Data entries
%%

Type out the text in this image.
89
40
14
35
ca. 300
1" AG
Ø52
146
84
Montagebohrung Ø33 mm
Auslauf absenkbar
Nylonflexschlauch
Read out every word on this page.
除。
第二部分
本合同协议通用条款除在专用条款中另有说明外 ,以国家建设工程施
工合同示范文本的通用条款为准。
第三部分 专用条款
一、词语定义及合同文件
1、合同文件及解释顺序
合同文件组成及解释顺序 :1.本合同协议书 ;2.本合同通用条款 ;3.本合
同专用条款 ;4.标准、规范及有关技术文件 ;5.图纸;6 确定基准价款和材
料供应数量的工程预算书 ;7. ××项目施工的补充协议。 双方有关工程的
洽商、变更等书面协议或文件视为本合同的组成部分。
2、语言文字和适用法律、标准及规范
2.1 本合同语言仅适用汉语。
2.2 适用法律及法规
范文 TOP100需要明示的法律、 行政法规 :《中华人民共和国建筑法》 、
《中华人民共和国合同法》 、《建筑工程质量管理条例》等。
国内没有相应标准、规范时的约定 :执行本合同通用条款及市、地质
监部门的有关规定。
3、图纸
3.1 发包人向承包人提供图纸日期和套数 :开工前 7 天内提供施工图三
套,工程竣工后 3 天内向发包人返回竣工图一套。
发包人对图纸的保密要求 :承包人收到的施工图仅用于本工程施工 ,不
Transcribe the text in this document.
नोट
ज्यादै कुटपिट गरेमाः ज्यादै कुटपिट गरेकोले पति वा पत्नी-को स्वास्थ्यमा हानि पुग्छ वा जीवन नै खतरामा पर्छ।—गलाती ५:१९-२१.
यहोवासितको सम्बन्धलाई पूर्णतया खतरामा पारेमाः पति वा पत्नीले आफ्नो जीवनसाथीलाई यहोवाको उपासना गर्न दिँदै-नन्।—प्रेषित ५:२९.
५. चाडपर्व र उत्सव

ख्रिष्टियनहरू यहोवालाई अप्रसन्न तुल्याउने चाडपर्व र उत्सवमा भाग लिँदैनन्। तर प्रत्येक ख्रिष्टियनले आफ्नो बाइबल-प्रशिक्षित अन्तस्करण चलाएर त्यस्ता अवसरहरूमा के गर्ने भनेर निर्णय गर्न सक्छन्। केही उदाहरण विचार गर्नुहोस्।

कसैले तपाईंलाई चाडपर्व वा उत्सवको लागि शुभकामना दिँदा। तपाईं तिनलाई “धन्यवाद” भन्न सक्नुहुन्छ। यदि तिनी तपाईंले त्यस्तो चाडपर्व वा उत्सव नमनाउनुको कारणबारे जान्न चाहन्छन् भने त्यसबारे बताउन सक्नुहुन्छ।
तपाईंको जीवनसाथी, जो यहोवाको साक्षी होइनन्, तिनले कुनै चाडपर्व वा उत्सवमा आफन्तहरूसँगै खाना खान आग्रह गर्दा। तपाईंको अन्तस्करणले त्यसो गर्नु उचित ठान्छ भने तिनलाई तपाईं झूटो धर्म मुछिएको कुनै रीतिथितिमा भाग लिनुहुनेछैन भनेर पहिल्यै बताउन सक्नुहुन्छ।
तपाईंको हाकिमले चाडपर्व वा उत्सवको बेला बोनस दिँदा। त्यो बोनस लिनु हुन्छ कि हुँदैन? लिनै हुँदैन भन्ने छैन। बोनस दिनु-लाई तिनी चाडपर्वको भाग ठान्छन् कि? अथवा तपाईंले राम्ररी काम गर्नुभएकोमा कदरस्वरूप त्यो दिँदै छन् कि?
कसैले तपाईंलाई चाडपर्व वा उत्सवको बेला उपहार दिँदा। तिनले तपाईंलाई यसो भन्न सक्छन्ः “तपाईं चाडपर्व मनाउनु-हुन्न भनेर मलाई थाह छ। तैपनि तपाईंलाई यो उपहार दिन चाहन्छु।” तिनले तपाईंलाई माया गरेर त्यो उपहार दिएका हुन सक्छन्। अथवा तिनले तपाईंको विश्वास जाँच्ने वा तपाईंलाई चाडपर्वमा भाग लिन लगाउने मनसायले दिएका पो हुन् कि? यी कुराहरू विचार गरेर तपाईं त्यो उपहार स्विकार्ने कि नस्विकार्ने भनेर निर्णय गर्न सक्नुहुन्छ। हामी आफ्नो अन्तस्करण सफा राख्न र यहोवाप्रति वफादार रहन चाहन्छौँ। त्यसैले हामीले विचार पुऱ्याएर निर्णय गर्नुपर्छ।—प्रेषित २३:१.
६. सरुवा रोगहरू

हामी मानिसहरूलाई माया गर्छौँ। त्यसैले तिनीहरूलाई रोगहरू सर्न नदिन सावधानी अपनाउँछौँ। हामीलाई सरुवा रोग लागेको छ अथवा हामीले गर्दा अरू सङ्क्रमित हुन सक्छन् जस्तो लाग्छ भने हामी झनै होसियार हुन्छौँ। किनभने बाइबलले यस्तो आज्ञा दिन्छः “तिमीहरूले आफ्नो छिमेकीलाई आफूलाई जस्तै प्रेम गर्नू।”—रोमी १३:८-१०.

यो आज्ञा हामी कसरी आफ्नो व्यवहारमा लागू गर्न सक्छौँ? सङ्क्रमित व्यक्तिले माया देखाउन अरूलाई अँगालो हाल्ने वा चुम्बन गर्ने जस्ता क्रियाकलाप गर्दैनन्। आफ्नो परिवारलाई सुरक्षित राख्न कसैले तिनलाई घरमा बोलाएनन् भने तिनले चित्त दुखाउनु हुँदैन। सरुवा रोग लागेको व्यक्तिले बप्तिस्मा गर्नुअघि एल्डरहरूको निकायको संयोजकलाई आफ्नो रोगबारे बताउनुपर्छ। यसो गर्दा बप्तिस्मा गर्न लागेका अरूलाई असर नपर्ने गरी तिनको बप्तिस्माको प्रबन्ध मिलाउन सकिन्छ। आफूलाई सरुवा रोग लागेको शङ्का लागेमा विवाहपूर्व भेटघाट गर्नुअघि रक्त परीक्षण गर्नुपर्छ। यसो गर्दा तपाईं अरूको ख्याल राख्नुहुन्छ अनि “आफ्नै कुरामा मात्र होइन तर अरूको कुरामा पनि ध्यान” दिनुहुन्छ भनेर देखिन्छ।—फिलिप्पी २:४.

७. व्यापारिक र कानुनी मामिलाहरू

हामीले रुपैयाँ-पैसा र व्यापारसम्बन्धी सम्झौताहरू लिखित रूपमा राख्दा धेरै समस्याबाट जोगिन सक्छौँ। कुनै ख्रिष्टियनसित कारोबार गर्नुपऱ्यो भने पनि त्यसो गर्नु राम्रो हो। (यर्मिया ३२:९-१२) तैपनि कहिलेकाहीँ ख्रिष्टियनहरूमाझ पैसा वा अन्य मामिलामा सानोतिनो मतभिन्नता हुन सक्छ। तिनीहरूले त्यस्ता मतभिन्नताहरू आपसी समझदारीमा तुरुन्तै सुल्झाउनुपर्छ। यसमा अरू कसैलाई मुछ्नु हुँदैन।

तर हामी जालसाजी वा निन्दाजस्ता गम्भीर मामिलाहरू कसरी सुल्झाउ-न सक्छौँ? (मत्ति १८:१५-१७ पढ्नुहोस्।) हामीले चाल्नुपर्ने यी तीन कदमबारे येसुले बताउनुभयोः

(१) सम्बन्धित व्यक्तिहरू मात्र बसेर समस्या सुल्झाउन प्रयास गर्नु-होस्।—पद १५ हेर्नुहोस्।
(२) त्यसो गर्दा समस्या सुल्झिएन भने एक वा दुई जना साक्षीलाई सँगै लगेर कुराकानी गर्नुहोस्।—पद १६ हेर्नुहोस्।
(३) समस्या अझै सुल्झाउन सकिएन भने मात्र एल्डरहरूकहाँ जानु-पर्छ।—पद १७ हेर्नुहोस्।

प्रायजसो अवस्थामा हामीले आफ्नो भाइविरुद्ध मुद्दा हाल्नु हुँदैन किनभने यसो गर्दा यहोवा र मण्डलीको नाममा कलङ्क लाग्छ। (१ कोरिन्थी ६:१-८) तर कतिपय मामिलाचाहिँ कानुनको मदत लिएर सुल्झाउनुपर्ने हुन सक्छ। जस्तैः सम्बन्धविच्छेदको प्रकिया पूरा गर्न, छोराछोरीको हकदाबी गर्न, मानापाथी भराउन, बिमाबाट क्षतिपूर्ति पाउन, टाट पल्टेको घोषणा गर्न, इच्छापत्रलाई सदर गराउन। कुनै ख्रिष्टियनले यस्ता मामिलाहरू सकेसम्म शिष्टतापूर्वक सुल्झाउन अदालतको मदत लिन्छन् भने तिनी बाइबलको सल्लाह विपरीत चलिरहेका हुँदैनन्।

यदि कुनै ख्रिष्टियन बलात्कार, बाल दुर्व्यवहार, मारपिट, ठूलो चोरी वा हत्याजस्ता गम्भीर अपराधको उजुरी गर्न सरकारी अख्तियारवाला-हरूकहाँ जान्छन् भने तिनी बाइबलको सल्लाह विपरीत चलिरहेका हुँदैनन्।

%%

WHAT TO DO
Your task is to gather every line with the word "text" and copy it.

IN RESPONSE
Type out the text in this image.
Transcribe the text in this document.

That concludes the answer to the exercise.